::: PROVIDED MATERIAL

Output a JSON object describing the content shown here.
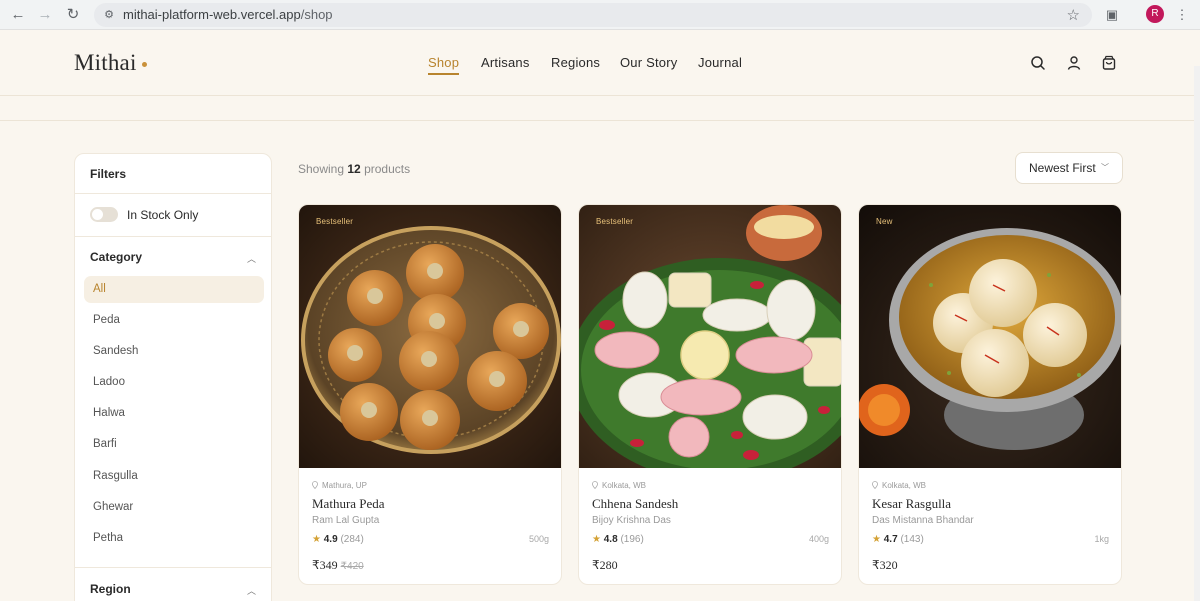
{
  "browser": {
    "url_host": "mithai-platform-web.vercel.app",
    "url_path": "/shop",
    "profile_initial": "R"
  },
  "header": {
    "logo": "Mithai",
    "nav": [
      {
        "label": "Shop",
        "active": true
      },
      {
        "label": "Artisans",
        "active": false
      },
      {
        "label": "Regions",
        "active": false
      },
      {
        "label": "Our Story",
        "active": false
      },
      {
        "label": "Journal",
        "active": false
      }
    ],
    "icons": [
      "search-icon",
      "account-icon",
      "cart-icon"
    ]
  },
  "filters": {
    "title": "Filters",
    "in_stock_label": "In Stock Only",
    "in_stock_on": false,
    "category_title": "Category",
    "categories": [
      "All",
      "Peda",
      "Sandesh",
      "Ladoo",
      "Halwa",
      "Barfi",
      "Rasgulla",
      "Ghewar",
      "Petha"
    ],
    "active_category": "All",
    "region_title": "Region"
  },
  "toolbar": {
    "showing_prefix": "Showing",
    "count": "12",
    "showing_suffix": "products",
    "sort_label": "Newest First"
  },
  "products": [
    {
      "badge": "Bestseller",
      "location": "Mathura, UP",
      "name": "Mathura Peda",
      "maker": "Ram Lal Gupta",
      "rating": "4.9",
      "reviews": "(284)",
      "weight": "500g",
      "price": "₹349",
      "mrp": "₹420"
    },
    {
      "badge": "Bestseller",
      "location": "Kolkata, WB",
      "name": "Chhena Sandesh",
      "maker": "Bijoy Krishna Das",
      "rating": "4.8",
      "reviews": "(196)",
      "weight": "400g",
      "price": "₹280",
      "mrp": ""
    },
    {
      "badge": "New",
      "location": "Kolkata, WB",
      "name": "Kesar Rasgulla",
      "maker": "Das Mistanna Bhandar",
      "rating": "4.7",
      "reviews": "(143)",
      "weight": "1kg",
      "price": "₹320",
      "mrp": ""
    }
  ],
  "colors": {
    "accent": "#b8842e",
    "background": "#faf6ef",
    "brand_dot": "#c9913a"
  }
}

::::::

### YOUR TASK
Retype the listing exactly. Pictures do not belong in the copy.

### WRITTEN RESPONSE
Output a JSON object describing the content shown here.
{
  "browser": {
    "url_host": "mithai-platform-web.vercel.app",
    "url_path": "/shop",
    "profile_initial": "R"
  },
  "header": {
    "logo": "Mithai",
    "nav": [
      {
        "label": "Shop",
        "active": true
      },
      {
        "label": "Artisans",
        "active": false
      },
      {
        "label": "Regions",
        "active": false
      },
      {
        "label": "Our Story",
        "active": false
      },
      {
        "label": "Journal",
        "active": false
      }
    ],
    "icons": [
      "search-icon",
      "account-icon",
      "cart-icon"
    ]
  },
  "filters": {
    "title": "Filters",
    "in_stock_label": "In Stock Only",
    "in_stock_on": false,
    "category_title": "Category",
    "categories": [
      "All",
      "Peda",
      "Sandesh",
      "Ladoo",
      "Halwa",
      "Barfi",
      "Rasgulla",
      "Ghewar",
      "Petha"
    ],
    "active_category": "All",
    "region_title": "Region"
  },
  "toolbar": {
    "showing_prefix": "Showing",
    "count": "12",
    "showing_suffix": "products",
    "sort_label": "Newest First"
  },
  "products": [
    {
      "badge": "Bestseller",
      "location": "Mathura, UP",
      "name": "Mathura Peda",
      "maker": "Ram Lal Gupta",
      "rating": "4.9",
      "reviews": "(284)",
      "weight": "500g",
      "price": "₹349",
      "mrp": "₹420"
    },
    {
      "badge": "Bestseller",
      "location": "Kolkata, WB",
      "name": "Chhena Sandesh",
      "maker": "Bijoy Krishna Das",
      "rating": "4.8",
      "reviews": "(196)",
      "weight": "400g",
      "price": "₹280",
      "mrp": ""
    },
    {
      "badge": "New",
      "location": "Kolkata, WB",
      "name": "Kesar Rasgulla",
      "maker": "Das Mistanna Bhandar",
      "rating": "4.7",
      "reviews": "(143)",
      "weight": "1kg",
      "price": "₹320",
      "mrp": ""
    }
  ],
  "colors": {
    "accent": "#b8842e",
    "background": "#faf6ef",
    "brand_dot": "#c9913a"
  }
}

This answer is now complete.